### What you need to do
Of the lines in the entries, how many hold the word "perspective"? Give that number alone.

──────────────────────────────

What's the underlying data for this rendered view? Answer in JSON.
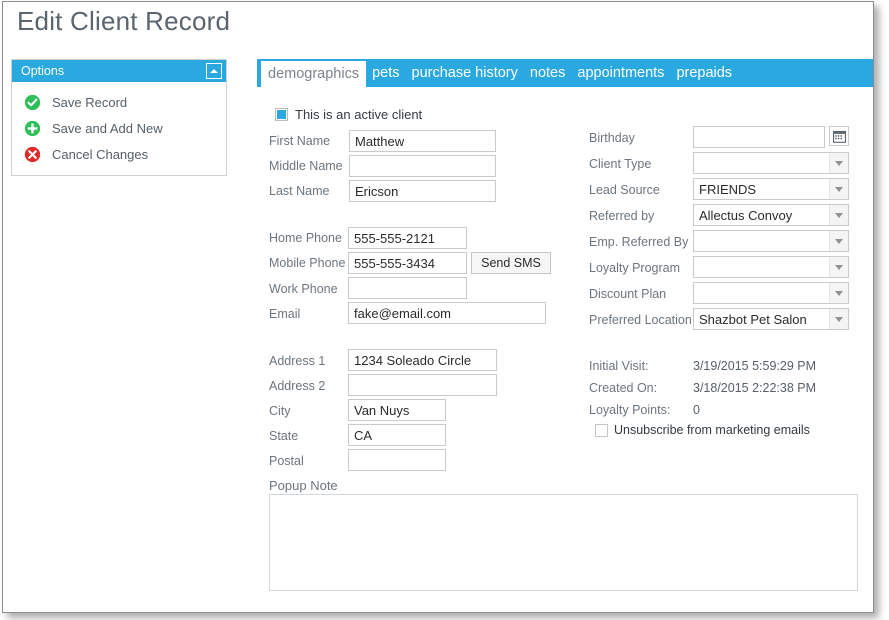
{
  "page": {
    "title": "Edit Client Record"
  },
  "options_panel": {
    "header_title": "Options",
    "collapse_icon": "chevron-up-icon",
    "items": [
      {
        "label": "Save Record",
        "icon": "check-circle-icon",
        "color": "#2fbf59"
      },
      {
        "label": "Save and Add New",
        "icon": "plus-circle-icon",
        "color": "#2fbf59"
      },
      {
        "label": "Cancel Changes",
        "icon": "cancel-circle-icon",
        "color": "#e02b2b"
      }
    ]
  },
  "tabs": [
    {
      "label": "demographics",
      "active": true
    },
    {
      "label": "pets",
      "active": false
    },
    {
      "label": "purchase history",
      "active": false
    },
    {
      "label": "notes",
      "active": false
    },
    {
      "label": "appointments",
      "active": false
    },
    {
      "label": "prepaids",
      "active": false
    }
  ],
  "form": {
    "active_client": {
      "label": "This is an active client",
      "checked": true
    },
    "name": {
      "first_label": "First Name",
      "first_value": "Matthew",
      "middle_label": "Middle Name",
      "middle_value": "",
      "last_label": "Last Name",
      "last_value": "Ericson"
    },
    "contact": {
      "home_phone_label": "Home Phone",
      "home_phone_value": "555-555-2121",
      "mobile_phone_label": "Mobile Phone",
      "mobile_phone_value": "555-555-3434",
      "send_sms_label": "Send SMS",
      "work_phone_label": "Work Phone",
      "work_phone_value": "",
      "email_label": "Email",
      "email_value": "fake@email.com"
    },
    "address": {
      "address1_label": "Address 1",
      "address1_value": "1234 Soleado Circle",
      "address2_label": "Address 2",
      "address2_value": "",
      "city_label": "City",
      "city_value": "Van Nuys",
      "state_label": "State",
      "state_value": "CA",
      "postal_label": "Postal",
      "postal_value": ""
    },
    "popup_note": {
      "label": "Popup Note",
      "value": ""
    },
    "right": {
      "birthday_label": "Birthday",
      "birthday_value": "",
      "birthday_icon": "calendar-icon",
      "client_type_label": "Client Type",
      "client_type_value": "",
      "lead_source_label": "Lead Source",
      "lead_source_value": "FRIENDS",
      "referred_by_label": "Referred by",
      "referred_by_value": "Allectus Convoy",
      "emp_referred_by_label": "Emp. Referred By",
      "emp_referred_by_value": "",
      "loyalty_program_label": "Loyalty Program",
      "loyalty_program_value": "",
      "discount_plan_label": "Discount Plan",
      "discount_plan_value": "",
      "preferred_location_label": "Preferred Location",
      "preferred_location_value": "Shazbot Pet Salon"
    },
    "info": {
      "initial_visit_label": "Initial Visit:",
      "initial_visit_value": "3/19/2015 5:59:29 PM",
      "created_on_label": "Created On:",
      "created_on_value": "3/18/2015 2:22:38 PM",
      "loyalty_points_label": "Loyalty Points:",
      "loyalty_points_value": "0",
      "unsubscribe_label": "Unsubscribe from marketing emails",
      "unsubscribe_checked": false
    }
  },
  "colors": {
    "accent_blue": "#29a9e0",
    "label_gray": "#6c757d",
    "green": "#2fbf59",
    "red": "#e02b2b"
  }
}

──────────────────────────────

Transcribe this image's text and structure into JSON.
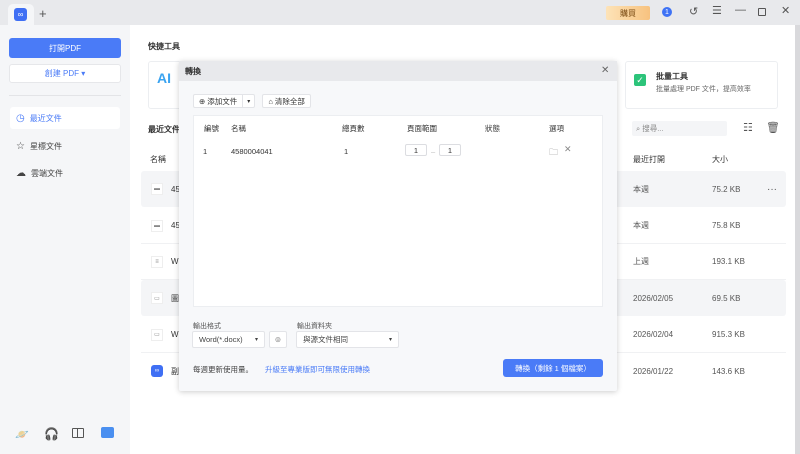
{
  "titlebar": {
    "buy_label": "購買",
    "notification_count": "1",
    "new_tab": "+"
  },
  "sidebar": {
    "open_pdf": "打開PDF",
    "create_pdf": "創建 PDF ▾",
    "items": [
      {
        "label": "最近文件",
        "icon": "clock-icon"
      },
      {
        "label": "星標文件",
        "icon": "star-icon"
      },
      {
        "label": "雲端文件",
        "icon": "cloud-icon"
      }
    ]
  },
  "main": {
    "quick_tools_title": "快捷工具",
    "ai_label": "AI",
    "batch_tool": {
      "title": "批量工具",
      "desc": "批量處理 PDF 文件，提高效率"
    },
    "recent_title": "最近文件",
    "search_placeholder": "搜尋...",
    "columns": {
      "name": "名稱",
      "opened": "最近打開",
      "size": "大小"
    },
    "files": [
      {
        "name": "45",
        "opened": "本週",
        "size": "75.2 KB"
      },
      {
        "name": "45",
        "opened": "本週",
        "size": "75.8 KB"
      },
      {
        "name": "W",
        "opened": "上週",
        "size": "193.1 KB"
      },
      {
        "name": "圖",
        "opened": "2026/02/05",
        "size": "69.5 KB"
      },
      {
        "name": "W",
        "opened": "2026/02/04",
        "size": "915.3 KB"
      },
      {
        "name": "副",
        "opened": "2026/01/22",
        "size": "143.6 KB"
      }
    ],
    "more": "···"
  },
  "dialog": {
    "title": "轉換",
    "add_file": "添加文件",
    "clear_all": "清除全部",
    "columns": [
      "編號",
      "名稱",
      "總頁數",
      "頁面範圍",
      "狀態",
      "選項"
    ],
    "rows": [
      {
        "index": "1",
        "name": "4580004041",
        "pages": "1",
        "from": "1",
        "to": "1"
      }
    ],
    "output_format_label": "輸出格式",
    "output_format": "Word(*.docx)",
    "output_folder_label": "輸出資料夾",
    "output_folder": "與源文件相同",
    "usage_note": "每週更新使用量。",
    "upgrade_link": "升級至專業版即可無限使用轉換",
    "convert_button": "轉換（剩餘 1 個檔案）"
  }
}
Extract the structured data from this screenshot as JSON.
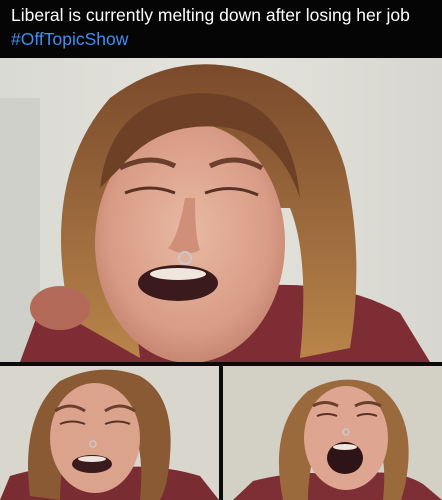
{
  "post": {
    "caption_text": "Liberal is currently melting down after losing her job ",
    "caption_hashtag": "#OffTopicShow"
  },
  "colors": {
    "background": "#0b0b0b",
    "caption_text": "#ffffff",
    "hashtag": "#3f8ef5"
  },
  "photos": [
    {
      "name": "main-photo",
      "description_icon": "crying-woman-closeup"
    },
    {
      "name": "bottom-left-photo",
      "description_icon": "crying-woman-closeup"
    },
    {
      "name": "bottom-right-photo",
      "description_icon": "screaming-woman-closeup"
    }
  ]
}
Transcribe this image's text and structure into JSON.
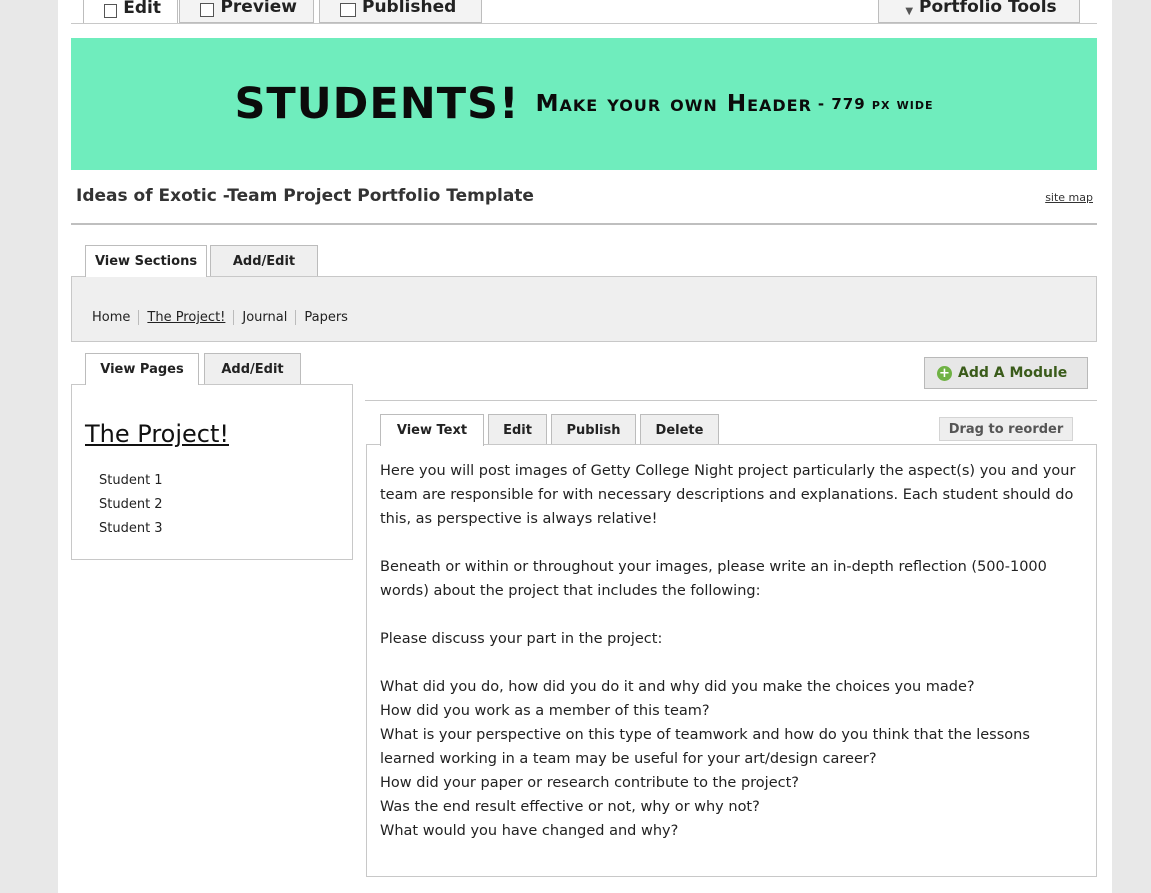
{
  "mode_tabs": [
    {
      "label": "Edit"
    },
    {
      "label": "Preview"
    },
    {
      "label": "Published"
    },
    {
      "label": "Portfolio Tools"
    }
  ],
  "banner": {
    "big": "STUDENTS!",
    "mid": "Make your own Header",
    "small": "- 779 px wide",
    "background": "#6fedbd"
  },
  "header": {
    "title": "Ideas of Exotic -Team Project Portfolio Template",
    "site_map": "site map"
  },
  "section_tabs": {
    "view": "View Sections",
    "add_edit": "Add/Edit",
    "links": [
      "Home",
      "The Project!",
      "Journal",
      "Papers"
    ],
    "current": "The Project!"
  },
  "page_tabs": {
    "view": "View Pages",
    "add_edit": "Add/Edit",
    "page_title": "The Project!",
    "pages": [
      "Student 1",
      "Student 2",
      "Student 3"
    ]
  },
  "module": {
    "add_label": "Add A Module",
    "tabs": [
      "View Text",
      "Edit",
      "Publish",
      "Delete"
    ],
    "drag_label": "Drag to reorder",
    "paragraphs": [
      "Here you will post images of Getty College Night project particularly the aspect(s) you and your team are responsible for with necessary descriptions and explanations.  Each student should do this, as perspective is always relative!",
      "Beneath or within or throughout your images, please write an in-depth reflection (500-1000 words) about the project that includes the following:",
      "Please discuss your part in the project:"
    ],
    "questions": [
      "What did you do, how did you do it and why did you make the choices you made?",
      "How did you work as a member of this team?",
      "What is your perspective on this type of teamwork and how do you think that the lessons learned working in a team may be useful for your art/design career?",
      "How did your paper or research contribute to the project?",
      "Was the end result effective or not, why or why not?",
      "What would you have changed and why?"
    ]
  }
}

──────────────────────────────

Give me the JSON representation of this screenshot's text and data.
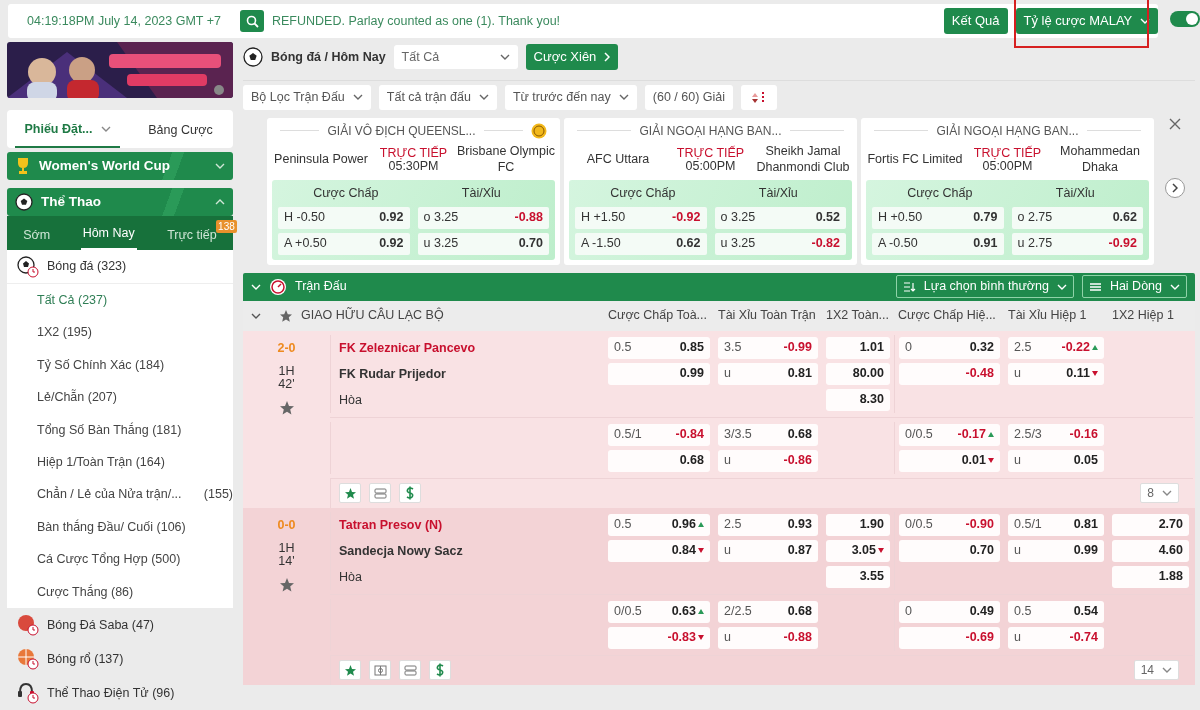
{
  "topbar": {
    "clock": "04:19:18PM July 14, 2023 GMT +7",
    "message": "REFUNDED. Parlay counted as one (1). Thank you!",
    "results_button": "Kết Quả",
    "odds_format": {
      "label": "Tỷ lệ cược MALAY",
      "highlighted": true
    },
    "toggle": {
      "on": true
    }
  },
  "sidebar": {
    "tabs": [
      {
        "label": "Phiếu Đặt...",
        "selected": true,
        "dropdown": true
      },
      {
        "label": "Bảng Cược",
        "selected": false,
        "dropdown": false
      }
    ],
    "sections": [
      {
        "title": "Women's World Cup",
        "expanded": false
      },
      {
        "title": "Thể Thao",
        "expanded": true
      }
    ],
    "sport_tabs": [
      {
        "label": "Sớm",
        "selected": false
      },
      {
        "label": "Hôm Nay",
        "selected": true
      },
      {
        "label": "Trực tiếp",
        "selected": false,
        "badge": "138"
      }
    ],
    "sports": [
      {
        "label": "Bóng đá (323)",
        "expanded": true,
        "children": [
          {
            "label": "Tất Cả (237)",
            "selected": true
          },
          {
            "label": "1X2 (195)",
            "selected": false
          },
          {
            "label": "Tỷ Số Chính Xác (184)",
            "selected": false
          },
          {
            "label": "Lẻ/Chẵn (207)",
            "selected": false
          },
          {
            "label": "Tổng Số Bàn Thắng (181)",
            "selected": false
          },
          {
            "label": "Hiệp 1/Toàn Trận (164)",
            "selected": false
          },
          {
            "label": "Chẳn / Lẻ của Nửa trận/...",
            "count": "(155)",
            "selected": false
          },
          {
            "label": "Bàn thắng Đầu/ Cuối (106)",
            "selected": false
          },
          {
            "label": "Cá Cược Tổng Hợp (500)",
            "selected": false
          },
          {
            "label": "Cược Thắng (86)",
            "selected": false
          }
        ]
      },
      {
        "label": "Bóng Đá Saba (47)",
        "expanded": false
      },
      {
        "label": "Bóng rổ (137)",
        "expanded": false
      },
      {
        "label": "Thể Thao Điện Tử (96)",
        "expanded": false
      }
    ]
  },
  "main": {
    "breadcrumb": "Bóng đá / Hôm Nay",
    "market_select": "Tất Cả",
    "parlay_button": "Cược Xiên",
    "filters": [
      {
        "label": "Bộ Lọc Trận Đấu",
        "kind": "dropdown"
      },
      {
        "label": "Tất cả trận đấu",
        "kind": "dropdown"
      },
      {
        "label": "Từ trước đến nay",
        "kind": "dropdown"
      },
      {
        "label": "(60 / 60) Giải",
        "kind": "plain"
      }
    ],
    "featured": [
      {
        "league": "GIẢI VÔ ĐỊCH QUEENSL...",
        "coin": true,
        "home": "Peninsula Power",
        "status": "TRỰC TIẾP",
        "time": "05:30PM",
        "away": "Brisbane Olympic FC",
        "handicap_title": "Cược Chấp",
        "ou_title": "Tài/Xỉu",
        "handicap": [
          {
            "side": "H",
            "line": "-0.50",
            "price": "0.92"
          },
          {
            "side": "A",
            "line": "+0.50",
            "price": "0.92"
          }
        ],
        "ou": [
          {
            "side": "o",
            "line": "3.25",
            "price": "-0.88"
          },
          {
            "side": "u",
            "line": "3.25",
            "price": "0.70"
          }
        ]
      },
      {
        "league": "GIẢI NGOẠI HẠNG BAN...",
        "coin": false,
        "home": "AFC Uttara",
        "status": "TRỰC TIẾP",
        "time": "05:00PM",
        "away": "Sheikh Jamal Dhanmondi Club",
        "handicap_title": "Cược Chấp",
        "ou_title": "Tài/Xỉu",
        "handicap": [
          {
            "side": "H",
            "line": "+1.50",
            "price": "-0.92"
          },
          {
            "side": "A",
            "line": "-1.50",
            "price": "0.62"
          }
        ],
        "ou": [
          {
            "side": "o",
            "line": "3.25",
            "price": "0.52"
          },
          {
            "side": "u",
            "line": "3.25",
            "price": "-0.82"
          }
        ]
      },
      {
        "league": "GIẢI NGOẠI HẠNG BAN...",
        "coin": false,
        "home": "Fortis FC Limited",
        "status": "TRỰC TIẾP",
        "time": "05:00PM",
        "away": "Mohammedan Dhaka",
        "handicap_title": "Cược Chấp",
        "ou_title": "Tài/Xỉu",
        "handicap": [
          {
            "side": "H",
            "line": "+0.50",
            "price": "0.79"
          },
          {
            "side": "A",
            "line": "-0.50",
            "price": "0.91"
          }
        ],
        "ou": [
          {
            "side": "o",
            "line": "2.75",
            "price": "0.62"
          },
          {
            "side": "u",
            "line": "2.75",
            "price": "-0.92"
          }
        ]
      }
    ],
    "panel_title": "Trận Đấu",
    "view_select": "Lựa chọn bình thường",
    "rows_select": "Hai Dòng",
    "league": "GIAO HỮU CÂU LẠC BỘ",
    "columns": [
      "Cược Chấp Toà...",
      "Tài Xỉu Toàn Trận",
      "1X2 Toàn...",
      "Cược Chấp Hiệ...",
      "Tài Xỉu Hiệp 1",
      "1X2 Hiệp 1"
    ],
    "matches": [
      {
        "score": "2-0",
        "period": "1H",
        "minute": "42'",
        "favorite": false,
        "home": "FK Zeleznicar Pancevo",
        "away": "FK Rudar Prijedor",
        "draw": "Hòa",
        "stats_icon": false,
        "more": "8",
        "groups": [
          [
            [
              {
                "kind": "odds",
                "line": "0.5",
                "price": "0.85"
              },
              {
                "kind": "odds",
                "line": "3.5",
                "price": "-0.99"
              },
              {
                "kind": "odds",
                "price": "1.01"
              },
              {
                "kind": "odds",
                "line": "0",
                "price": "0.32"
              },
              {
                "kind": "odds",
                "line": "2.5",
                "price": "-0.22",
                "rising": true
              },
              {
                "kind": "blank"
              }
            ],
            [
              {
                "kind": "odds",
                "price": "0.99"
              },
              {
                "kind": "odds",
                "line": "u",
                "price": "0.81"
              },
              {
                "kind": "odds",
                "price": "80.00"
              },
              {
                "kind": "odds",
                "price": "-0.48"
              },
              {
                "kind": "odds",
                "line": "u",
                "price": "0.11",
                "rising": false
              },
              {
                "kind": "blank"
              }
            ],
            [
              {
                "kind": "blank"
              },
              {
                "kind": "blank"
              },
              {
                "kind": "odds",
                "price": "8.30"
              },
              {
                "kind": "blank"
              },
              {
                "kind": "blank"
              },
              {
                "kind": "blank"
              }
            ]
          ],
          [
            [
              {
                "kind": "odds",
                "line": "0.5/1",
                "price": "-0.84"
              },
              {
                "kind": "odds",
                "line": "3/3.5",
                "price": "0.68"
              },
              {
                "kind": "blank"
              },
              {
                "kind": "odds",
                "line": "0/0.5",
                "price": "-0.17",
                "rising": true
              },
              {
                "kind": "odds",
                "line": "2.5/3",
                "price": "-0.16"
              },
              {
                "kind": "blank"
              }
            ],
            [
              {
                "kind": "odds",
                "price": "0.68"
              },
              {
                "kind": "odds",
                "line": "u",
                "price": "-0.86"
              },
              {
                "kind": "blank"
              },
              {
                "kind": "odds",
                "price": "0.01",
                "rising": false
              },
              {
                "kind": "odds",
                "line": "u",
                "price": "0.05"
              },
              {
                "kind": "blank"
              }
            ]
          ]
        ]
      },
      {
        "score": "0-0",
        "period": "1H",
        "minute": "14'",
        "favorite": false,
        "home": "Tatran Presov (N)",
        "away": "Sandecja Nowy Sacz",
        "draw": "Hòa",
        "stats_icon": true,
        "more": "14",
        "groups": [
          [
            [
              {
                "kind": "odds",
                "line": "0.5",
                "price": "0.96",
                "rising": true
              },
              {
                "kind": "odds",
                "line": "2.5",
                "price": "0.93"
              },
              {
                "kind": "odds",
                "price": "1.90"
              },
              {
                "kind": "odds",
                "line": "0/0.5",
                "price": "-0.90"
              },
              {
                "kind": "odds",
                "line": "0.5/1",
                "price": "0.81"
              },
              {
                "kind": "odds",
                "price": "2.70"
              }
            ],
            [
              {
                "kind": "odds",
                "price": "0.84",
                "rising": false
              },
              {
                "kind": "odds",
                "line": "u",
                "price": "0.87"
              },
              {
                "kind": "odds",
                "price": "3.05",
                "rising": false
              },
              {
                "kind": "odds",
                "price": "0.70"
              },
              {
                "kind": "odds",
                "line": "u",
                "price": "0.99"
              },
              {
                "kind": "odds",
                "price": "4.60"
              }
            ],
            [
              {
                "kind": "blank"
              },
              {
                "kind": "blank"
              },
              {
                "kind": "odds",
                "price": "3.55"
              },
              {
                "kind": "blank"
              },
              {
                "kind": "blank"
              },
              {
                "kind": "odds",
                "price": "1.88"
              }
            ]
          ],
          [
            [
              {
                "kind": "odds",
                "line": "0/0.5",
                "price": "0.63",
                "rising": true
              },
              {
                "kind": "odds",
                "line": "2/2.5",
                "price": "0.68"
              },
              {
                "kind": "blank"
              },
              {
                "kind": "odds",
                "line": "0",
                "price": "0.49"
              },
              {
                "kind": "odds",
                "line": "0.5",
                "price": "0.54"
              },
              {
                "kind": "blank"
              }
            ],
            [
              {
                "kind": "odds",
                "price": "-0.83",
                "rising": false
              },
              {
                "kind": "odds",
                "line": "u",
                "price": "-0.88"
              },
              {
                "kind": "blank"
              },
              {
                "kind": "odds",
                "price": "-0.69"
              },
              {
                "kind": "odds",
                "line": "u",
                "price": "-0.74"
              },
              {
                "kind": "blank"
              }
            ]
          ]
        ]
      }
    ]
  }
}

──────────────────────────────

### Task response
2